>> start Extracted material

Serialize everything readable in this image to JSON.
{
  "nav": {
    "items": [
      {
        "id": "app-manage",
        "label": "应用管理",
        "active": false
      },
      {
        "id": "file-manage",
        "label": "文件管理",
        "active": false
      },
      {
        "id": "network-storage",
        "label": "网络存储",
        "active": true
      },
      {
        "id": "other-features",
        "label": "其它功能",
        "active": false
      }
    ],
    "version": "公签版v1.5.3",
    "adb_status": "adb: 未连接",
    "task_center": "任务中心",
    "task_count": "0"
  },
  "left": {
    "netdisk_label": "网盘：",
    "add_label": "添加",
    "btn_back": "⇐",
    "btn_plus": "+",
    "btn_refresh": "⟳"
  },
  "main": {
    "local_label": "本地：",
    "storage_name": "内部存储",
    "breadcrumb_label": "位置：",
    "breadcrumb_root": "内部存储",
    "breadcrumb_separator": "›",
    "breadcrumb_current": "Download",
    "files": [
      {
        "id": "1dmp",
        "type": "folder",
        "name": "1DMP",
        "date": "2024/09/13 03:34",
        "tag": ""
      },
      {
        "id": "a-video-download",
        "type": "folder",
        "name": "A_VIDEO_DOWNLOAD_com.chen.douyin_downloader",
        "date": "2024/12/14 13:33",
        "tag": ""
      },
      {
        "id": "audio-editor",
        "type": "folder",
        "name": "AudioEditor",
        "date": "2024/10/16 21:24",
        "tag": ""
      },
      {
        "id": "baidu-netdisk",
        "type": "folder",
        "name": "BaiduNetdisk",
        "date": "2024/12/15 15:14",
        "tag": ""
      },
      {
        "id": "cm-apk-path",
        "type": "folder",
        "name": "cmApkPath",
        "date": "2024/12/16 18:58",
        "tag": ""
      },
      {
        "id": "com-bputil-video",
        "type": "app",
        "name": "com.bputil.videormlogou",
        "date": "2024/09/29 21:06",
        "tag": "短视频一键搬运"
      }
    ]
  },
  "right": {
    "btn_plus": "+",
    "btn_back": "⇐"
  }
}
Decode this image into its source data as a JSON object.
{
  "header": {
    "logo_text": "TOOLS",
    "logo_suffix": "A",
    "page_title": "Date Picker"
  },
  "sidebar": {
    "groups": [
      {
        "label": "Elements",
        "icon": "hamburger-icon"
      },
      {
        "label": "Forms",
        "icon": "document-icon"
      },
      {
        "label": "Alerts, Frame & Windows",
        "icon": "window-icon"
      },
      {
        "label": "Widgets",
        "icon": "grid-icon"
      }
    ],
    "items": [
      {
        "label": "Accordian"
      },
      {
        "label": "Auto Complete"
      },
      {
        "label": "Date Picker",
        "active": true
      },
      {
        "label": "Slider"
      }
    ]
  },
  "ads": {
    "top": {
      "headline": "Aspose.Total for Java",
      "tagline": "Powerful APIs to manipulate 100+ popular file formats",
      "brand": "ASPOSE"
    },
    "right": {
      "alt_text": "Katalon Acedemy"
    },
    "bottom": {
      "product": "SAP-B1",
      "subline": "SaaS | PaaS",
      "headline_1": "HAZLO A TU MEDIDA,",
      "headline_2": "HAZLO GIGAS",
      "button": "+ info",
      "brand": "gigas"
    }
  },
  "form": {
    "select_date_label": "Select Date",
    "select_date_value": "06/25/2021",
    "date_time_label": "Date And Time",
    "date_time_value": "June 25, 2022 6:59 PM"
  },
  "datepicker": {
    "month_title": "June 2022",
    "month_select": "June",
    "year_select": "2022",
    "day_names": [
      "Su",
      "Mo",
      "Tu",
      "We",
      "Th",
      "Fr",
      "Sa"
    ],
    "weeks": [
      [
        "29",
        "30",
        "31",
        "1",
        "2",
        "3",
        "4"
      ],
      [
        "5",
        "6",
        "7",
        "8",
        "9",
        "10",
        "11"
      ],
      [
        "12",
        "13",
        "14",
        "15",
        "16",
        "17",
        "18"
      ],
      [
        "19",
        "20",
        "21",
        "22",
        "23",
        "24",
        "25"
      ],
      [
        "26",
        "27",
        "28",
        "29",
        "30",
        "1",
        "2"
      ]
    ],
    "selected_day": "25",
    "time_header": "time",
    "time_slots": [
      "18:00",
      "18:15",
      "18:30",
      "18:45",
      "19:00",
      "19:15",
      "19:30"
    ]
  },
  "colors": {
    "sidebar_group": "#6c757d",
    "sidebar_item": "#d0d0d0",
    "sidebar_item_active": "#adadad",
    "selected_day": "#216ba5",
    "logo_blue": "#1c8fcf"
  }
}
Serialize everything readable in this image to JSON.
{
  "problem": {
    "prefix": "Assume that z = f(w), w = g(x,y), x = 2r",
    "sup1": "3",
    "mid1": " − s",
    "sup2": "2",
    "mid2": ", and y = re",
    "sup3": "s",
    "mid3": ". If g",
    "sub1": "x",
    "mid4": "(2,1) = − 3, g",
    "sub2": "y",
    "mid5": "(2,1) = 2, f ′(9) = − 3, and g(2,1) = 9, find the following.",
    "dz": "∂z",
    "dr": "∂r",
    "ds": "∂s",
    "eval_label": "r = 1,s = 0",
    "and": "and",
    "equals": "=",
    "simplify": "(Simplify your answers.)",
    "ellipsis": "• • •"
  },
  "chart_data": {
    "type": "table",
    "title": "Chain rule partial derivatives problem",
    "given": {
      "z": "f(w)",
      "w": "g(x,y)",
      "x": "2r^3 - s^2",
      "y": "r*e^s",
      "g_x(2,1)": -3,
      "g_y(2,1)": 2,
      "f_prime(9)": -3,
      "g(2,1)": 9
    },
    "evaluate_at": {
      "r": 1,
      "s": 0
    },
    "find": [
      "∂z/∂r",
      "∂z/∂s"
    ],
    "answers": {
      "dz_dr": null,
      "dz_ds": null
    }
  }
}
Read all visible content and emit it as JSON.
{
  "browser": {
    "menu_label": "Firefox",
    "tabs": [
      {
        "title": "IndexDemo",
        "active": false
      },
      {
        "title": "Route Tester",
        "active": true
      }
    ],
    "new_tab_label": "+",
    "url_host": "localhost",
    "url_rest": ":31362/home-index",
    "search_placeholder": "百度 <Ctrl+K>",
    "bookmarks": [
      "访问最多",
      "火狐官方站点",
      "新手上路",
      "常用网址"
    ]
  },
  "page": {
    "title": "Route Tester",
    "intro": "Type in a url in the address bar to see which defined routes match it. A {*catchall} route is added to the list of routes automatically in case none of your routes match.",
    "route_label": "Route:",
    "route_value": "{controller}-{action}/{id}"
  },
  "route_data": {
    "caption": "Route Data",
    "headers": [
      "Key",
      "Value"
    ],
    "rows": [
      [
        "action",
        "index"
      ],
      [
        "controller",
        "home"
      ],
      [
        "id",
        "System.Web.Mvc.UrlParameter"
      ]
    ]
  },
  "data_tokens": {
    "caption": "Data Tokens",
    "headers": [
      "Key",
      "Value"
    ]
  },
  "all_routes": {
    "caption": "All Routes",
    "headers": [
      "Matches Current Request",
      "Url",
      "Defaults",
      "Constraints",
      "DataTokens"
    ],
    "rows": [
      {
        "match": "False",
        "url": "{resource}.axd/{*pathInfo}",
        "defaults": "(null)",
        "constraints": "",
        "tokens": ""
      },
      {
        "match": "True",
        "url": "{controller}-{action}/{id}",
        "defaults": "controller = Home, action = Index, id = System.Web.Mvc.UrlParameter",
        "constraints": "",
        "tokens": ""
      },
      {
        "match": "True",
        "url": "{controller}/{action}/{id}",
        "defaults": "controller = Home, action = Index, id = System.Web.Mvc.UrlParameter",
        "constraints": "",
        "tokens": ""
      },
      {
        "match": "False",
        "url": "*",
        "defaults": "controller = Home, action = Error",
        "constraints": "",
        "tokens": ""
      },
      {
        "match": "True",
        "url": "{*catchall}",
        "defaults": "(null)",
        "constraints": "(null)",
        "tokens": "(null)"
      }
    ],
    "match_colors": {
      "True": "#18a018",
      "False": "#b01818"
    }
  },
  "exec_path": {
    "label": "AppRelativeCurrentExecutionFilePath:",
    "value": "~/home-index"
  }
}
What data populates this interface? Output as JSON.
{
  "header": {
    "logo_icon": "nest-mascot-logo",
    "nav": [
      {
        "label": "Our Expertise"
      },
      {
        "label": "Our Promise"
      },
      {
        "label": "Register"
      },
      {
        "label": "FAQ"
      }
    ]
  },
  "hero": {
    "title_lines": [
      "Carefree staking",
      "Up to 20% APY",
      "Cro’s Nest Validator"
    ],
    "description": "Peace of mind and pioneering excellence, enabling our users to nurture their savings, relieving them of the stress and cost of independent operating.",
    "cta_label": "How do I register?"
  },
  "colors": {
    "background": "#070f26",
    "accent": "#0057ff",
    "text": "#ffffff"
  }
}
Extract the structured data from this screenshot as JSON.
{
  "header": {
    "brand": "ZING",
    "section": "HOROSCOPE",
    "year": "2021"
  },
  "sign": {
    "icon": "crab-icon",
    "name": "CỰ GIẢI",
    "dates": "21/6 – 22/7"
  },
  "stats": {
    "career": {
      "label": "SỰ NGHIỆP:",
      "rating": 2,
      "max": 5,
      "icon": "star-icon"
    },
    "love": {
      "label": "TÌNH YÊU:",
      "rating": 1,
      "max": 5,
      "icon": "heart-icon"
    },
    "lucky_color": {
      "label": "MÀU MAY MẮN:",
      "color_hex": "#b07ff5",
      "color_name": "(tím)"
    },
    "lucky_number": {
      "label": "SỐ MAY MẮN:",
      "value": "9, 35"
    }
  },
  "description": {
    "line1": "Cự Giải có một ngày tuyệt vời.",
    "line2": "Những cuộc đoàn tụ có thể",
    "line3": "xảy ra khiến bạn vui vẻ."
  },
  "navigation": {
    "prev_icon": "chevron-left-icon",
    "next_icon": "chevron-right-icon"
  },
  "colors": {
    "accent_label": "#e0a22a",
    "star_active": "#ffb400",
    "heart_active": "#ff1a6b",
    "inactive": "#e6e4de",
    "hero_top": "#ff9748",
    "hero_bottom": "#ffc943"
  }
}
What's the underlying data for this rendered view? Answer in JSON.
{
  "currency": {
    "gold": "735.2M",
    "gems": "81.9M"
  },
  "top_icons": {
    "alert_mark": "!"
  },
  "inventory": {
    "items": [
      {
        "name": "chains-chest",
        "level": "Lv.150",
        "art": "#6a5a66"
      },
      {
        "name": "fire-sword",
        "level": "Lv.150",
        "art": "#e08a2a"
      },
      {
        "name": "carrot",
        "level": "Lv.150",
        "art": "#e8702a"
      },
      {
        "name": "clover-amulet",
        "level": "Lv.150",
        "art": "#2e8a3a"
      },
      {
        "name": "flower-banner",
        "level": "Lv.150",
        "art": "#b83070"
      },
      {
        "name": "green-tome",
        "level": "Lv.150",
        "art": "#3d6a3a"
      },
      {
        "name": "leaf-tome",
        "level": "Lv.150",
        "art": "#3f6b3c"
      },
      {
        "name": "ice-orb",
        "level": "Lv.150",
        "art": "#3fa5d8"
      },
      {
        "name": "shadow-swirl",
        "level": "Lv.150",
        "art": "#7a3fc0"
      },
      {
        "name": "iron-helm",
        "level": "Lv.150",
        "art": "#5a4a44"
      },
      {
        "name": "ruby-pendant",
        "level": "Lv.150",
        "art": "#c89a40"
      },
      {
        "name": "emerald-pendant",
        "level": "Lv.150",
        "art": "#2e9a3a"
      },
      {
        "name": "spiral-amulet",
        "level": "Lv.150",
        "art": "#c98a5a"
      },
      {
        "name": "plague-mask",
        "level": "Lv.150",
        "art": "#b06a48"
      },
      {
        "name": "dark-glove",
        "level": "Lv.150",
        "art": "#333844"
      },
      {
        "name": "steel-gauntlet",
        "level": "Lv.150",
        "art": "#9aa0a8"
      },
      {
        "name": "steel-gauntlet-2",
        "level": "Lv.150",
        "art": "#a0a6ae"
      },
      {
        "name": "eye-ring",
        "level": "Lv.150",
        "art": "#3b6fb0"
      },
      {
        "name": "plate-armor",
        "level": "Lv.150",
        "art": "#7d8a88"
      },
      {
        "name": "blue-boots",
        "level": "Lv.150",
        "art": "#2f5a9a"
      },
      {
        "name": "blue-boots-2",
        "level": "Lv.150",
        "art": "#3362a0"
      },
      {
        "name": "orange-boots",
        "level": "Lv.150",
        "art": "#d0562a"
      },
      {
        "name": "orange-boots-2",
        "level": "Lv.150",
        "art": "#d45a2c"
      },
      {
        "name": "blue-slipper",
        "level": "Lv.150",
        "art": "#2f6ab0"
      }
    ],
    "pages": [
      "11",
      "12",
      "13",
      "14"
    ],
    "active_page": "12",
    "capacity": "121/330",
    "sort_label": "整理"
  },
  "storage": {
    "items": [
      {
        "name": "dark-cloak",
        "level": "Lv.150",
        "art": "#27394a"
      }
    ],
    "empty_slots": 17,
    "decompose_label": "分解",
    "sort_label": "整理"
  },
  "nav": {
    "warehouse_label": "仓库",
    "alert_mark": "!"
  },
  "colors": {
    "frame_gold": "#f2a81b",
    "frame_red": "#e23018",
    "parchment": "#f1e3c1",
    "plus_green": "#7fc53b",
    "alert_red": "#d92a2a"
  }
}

>> end Extracted material

■ **Task description**
Collect each line above holding the string "orange".

■ **Answer for this exercise**
        "name": "orange-boots",
        "name": "orange-boots-2",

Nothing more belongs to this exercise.